▸ **DO THIS**
Check each line of the listing for the word "caption" and report how many lines contain it, giving nothing but the number.

Dataset entries
◆ ◆ ◆ ◆ ◆

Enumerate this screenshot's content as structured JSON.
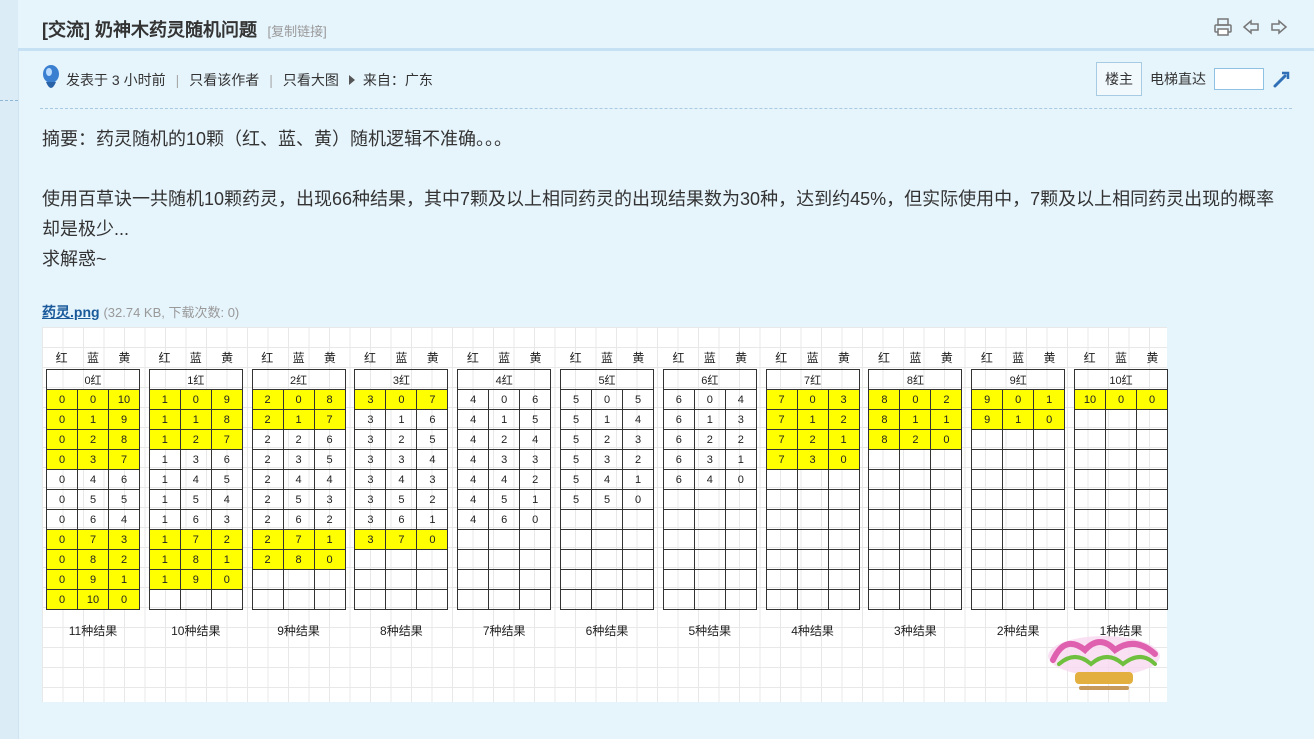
{
  "header": {
    "title": "[交流] 奶神木药灵随机问题",
    "copy_link": "[复制链接]",
    "icons": [
      "print-icon",
      "prev-thread-icon",
      "next-thread-icon"
    ]
  },
  "meta": {
    "posted": "发表于 3 小时前",
    "sep": "|",
    "only_author": "只看该作者",
    "only_big_image": "只看大图",
    "from": "来自：广东",
    "louzhu": "楼主",
    "elevator": "电梯直达",
    "floor_value": ""
  },
  "post": {
    "summary": "摘要：药灵随机的10颗（红、蓝、黄）随机逻辑不准确。。。",
    "body": "使用百草诀一共随机10颗药灵，出现66种结果，其中7颗及以上相同药灵的出现结果数为30种，达到约45%，但实际使用中，7颗及以上相同药灵出现的概率却是极少...",
    "ask": "求解惑~"
  },
  "attachment": {
    "name": "药灵.png",
    "info": "(32.74 KB, 下载次数: 0)"
  },
  "image": {
    "colors": {
      "highlight": "#ffff00",
      "grid": "#e8e8e8"
    },
    "col_headers": [
      "红",
      "蓝",
      "黄"
    ],
    "tables": [
      {
        "caption": "0红",
        "result": "11种结果",
        "rows": [
          [
            "0",
            "0",
            "10"
          ],
          [
            "0",
            "1",
            "9"
          ],
          [
            "0",
            "2",
            "8"
          ],
          [
            "0",
            "3",
            "7"
          ],
          [
            "0",
            "4",
            "6"
          ],
          [
            "0",
            "5",
            "5"
          ],
          [
            "0",
            "6",
            "4"
          ],
          [
            "0",
            "7",
            "3"
          ],
          [
            "0",
            "8",
            "2"
          ],
          [
            "0",
            "9",
            "1"
          ],
          [
            "0",
            "10",
            "0"
          ]
        ],
        "highlight": [
          0,
          1,
          2,
          3,
          7,
          8,
          9,
          10
        ]
      },
      {
        "caption": "1红",
        "result": "10种结果",
        "rows": [
          [
            "1",
            "0",
            "9"
          ],
          [
            "1",
            "1",
            "8"
          ],
          [
            "1",
            "2",
            "7"
          ],
          [
            "1",
            "3",
            "6"
          ],
          [
            "1",
            "4",
            "5"
          ],
          [
            "1",
            "5",
            "4"
          ],
          [
            "1",
            "6",
            "3"
          ],
          [
            "1",
            "7",
            "2"
          ],
          [
            "1",
            "8",
            "1"
          ],
          [
            "1",
            "9",
            "0"
          ]
        ],
        "highlight": [
          0,
          1,
          2,
          7,
          8,
          9
        ]
      },
      {
        "caption": "2红",
        "result": "9种结果",
        "rows": [
          [
            "2",
            "0",
            "8"
          ],
          [
            "2",
            "1",
            "7"
          ],
          [
            "2",
            "2",
            "6"
          ],
          [
            "2",
            "3",
            "5"
          ],
          [
            "2",
            "4",
            "4"
          ],
          [
            "2",
            "5",
            "3"
          ],
          [
            "2",
            "6",
            "2"
          ],
          [
            "2",
            "7",
            "1"
          ],
          [
            "2",
            "8",
            "0"
          ]
        ],
        "highlight": [
          0,
          1,
          7,
          8
        ]
      },
      {
        "caption": "3红",
        "result": "8种结果",
        "rows": [
          [
            "3",
            "0",
            "7"
          ],
          [
            "3",
            "1",
            "6"
          ],
          [
            "3",
            "2",
            "5"
          ],
          [
            "3",
            "3",
            "4"
          ],
          [
            "3",
            "4",
            "3"
          ],
          [
            "3",
            "5",
            "2"
          ],
          [
            "3",
            "6",
            "1"
          ],
          [
            "3",
            "7",
            "0"
          ]
        ],
        "highlight": [
          0,
          7
        ]
      },
      {
        "caption": "4红",
        "result": "7种结果",
        "rows": [
          [
            "4",
            "0",
            "6"
          ],
          [
            "4",
            "1",
            "5"
          ],
          [
            "4",
            "2",
            "4"
          ],
          [
            "4",
            "3",
            "3"
          ],
          [
            "4",
            "4",
            "2"
          ],
          [
            "4",
            "5",
            "1"
          ],
          [
            "4",
            "6",
            "0"
          ]
        ],
        "highlight": []
      },
      {
        "caption": "5红",
        "result": "6种结果",
        "rows": [
          [
            "5",
            "0",
            "5"
          ],
          [
            "5",
            "1",
            "4"
          ],
          [
            "5",
            "2",
            "3"
          ],
          [
            "5",
            "3",
            "2"
          ],
          [
            "5",
            "4",
            "1"
          ],
          [
            "5",
            "5",
            "0"
          ]
        ],
        "highlight": []
      },
      {
        "caption": "6红",
        "result": "5种结果",
        "rows": [
          [
            "6",
            "0",
            "4"
          ],
          [
            "6",
            "1",
            "3"
          ],
          [
            "6",
            "2",
            "2"
          ],
          [
            "6",
            "3",
            "1"
          ],
          [
            "6",
            "4",
            "0"
          ]
        ],
        "highlight": []
      },
      {
        "caption": "7红",
        "result": "4种结果",
        "rows": [
          [
            "7",
            "0",
            "3"
          ],
          [
            "7",
            "1",
            "2"
          ],
          [
            "7",
            "2",
            "1"
          ],
          [
            "7",
            "3",
            "0"
          ]
        ],
        "highlight": [
          0,
          1,
          2,
          3
        ]
      },
      {
        "caption": "8红",
        "result": "3种结果",
        "rows": [
          [
            "8",
            "0",
            "2"
          ],
          [
            "8",
            "1",
            "1"
          ],
          [
            "8",
            "2",
            "0"
          ]
        ],
        "highlight": [
          0,
          1,
          2
        ]
      },
      {
        "caption": "9红",
        "result": "2种结果",
        "rows": [
          [
            "9",
            "0",
            "1"
          ],
          [
            "9",
            "1",
            "0"
          ]
        ],
        "highlight": [
          0,
          1
        ]
      },
      {
        "caption": "10红",
        "result": "1种结果",
        "rows": [
          [
            "10",
            "0",
            "0"
          ]
        ],
        "highlight": [
          0
        ]
      }
    ],
    "watermark": "logo"
  }
}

◆ ◆ ◆ ◆ ◆

▸ **ANSWER TO THIS EXERCISE**
11